(Structured figure records)
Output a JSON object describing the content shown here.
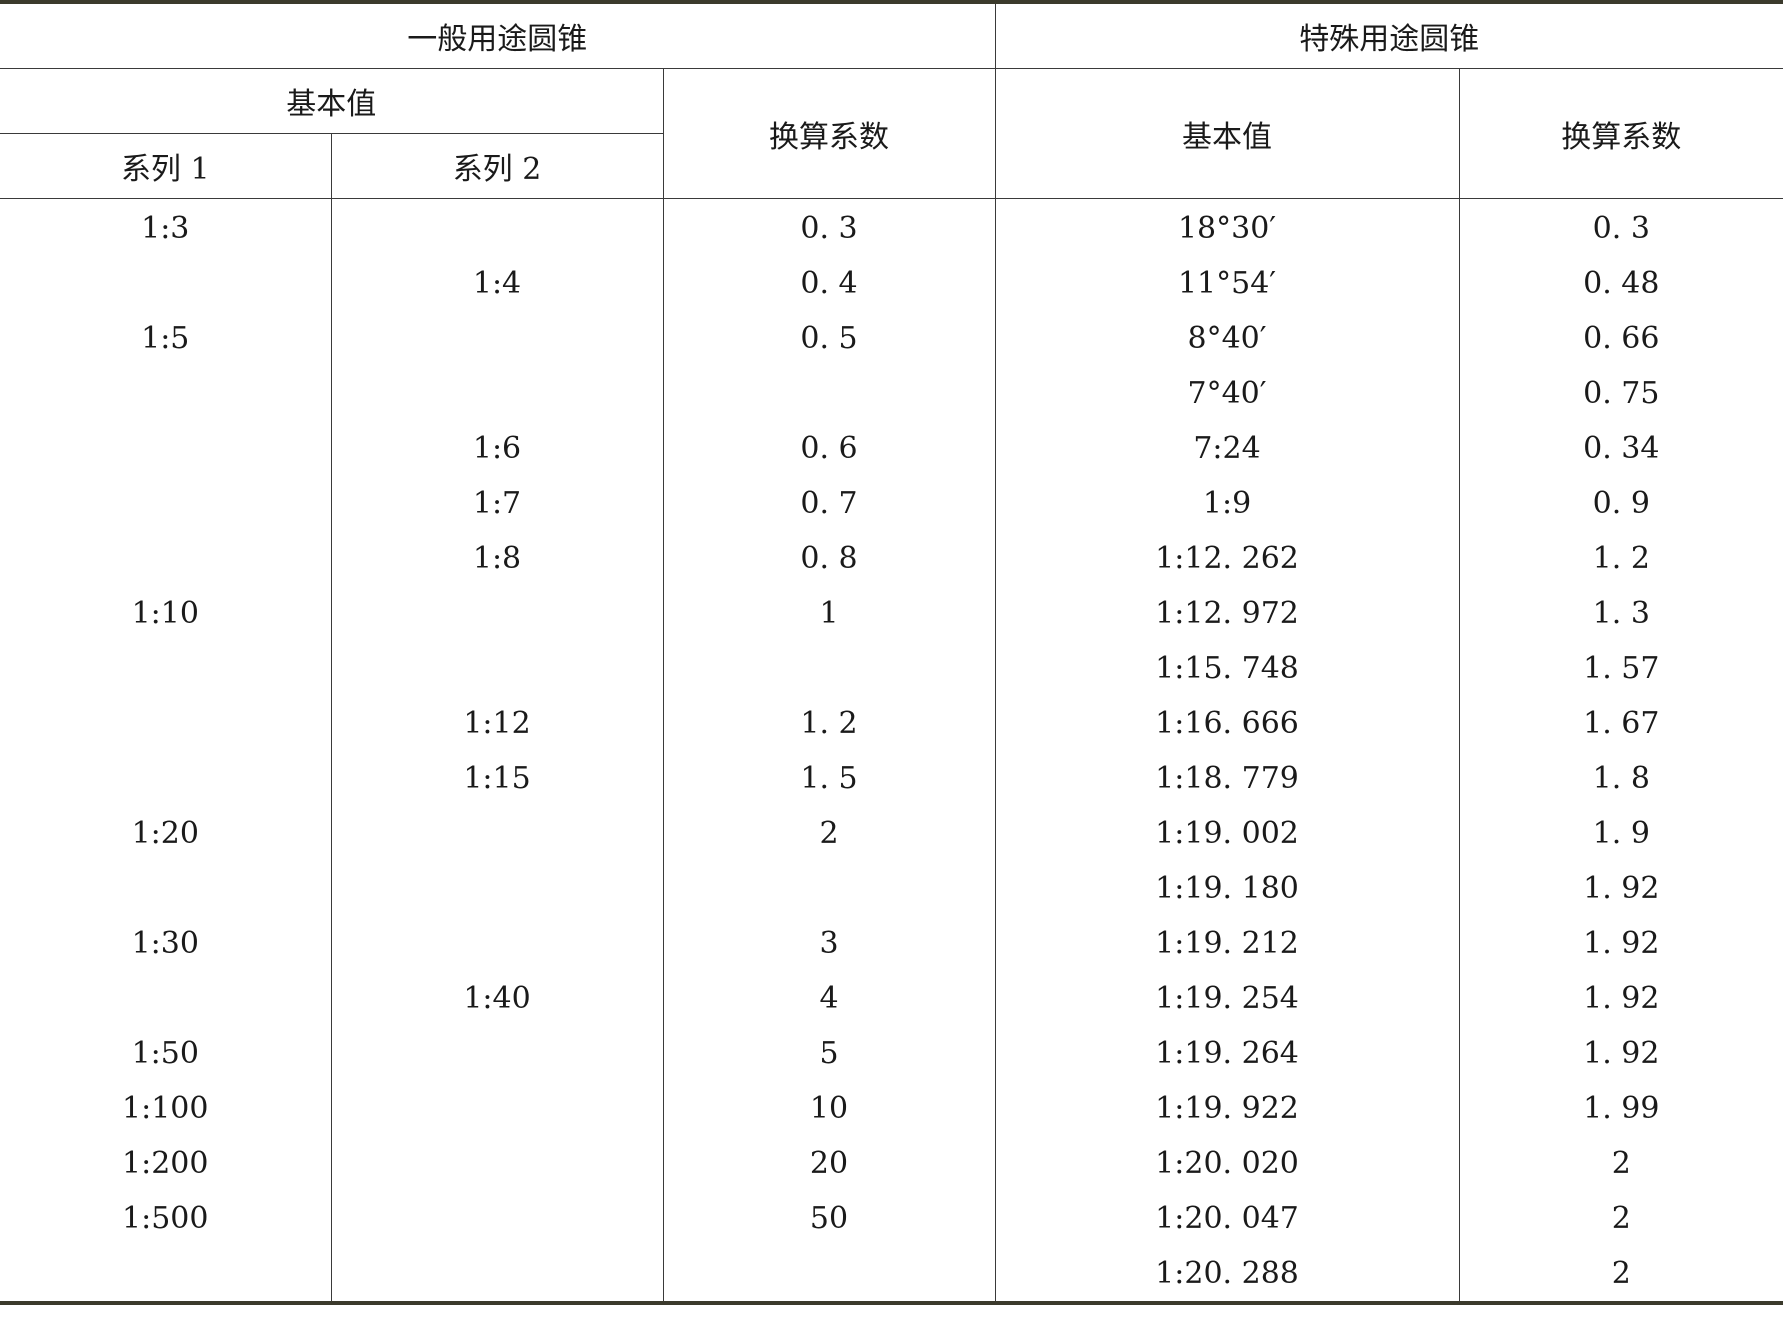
{
  "headers": {
    "general": "一般用途圆锥",
    "special": "特殊用途圆锥",
    "basic_value": "基本值",
    "conversion": "换算系数",
    "series1": "系列 1",
    "series2": "系列 2",
    "special_basic_value": "基本值",
    "special_conversion": "换算系数"
  },
  "rows": [
    {
      "s1": "1:3",
      "s2": "",
      "c1": "0. 3",
      "sv": "18°30′",
      "c2": "0. 3"
    },
    {
      "s1": "",
      "s2": "1:4",
      "c1": "0. 4",
      "sv": "11°54′",
      "c2": "0. 48"
    },
    {
      "s1": "1:5",
      "s2": "",
      "c1": "0. 5",
      "sv": "8°40′",
      "c2": "0. 66"
    },
    {
      "s1": "",
      "s2": "",
      "c1": "",
      "sv": "7°40′",
      "c2": "0. 75"
    },
    {
      "s1": "",
      "s2": "1:6",
      "c1": "0. 6",
      "sv": "7:24",
      "c2": "0. 34"
    },
    {
      "s1": "",
      "s2": "1:7",
      "c1": "0. 7",
      "sv": "1:9",
      "c2": "0. 9"
    },
    {
      "s1": "",
      "s2": "1:8",
      "c1": "0. 8",
      "sv": "1:12. 262",
      "c2": "1. 2"
    },
    {
      "s1": "1:10",
      "s2": "",
      "c1": "1",
      "sv": "1:12. 972",
      "c2": "1. 3"
    },
    {
      "s1": "",
      "s2": "",
      "c1": "",
      "sv": "1:15. 748",
      "c2": "1. 57"
    },
    {
      "s1": "",
      "s2": "1:12",
      "c1": "1. 2",
      "sv": "1:16. 666",
      "c2": "1. 67"
    },
    {
      "s1": "",
      "s2": "1:15",
      "c1": "1. 5",
      "sv": "1:18. 779",
      "c2": "1. 8"
    },
    {
      "s1": "1:20",
      "s2": "",
      "c1": "2",
      "sv": "1:19. 002",
      "c2": "1. 9"
    },
    {
      "s1": "",
      "s2": "",
      "c1": "",
      "sv": "1:19. 180",
      "c2": "1. 92"
    },
    {
      "s1": "1:30",
      "s2": "",
      "c1": "3",
      "sv": "1:19. 212",
      "c2": "1. 92"
    },
    {
      "s1": "",
      "s2": "1:40",
      "c1": "4",
      "sv": "1:19. 254",
      "c2": "1. 92"
    },
    {
      "s1": "1:50",
      "s2": "",
      "c1": "5",
      "sv": "1:19. 264",
      "c2": "1. 92"
    },
    {
      "s1": "1:100",
      "s2": "",
      "c1": "10",
      "sv": "1:19. 922",
      "c2": "1. 99"
    },
    {
      "s1": "1:200",
      "s2": "",
      "c1": "20",
      "sv": "1:20. 020",
      "c2": "2"
    },
    {
      "s1": "1:500",
      "s2": "",
      "c1": "50",
      "sv": "1:20. 047",
      "c2": "2"
    },
    {
      "s1": "",
      "s2": "",
      "c1": "",
      "sv": "1:20. 288",
      "c2": "2"
    }
  ]
}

▶ _What you are asked to do_: All lines in the data that contain the word "换算系数" should be copied.

▶ _Result_:
    "conversion": "换算系数",
    "special_conversion": "换算系数"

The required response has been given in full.